Reproduce the listing verbatim.

-- START SOURCE DATA --

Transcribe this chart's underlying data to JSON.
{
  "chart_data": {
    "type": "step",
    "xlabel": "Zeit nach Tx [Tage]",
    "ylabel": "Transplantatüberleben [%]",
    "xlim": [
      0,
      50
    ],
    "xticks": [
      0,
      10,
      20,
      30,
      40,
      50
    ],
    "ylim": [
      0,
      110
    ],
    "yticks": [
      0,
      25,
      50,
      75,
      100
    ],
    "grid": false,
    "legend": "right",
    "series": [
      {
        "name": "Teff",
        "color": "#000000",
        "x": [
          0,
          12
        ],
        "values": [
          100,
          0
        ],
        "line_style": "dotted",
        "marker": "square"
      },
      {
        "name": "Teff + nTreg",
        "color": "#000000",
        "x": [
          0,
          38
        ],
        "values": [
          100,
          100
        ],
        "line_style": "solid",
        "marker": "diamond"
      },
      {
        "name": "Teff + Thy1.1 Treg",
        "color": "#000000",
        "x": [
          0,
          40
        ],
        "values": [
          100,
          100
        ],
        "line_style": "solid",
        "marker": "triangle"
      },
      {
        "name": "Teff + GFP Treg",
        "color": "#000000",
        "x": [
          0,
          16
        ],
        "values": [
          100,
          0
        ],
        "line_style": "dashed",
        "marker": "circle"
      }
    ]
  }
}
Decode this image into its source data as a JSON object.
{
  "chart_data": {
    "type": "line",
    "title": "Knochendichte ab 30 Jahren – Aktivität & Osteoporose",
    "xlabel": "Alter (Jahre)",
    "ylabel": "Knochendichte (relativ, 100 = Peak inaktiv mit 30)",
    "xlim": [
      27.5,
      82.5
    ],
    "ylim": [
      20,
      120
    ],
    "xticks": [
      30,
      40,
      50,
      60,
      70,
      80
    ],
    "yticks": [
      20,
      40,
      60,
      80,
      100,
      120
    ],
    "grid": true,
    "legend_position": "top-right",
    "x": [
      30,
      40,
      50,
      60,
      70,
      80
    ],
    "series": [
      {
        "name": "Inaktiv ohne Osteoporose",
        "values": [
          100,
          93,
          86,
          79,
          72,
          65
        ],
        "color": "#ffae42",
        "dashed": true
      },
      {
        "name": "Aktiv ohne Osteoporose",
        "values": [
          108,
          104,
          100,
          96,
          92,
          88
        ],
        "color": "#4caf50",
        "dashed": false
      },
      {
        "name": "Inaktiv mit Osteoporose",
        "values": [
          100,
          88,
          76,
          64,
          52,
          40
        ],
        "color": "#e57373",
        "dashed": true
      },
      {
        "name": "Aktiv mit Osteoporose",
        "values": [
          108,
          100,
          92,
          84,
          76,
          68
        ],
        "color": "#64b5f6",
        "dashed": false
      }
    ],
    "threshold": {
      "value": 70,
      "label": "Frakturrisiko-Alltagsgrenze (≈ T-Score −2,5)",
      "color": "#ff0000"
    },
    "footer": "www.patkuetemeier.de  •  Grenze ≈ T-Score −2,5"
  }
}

-- END SOURCE DATA --

[FINISHED EXERCISE]:
Transcribe this chart's underlying data to JSON.
{
  "chart_data": {
    "type": "step",
    "xlabel": "Zeit nach Tx [Tage]",
    "ylabel": "Transplantatüberleben [%]",
    "xlim": [
      0,
      50
    ],
    "xticks": [
      0,
      10,
      20,
      30,
      40,
      50
    ],
    "ylim": [
      0,
      110
    ],
    "yticks": [
      0,
      25,
      50,
      75,
      100
    ],
    "grid": false,
    "legend": "right",
    "series": [
      {
        "name": "Teff",
        "color": "#000000",
        "x": [
          0,
          12
        ],
        "values": [
          100,
          0
        ],
        "line_style": "dotted",
        "marker": "square"
      },
      {
        "name": "Teff + nTreg",
        "color": "#000000",
        "x": [
          0,
          38
        ],
        "values": [
          100,
          100
        ],
        "line_style": "solid",
        "marker": "diamond"
      },
      {
        "name": "Teff + Thy1.1 Treg",
        "color": "#000000",
        "x": [
          0,
          40
        ],
        "values": [
          100,
          100
        ],
        "line_style": "solid",
        "marker": "triangle"
      },
      {
        "name": "Teff + GFP Treg",
        "color": "#000000",
        "x": [
          0,
          16
        ],
        "values": [
          100,
          0
        ],
        "line_style": "dashed",
        "marker": "circle"
      }
    ]
  }
}
Decode this image into its source data as a JSON object.
{
  "chart_data": {
    "type": "line",
    "title": "Knochendichte ab 30 Jahren – Aktivität & Osteoporose",
    "xlabel": "Alter (Jahre)",
    "ylabel": "Knochendichte (relativ, 100 = Peak inaktiv mit 30)",
    "xlim": [
      27.5,
      82.5
    ],
    "ylim": [
      20,
      120
    ],
    "xticks": [
      30,
      40,
      50,
      60,
      70,
      80
    ],
    "yticks": [
      20,
      40,
      60,
      80,
      100,
      120
    ],
    "grid": true,
    "legend_position": "top-right",
    "x": [
      30,
      40,
      50,
      60,
      70,
      80
    ],
    "series": [
      {
        "name": "Inaktiv ohne Osteoporose",
        "values": [
          100,
          93,
          86,
          79,
          72,
          65
        ],
        "color": "#ffae42",
        "dashed": true
      },
      {
        "name": "Aktiv ohne Osteoporose",
        "values": [
          108,
          104,
          100,
          96,
          92,
          88
        ],
        "color": "#4caf50",
        "dashed": false
      },
      {
        "name": "Inaktiv mit Osteoporose",
        "values": [
          100,
          88,
          76,
          64,
          52,
          40
        ],
        "color": "#e57373",
        "dashed": true
      },
      {
        "name": "Aktiv mit Osteoporose",
        "values": [
          108,
          100,
          92,
          84,
          76,
          68
        ],
        "color": "#64b5f6",
        "dashed": false
      }
    ],
    "threshold": {
      "value": 70,
      "label": "Frakturrisiko-Alltagsgrenze (≈ T-Score −2,5)",
      "color": "#ff0000"
    },
    "footer": "www.patkuetemeier.de  •  Grenze ≈ T-Score −2,5"
  }
}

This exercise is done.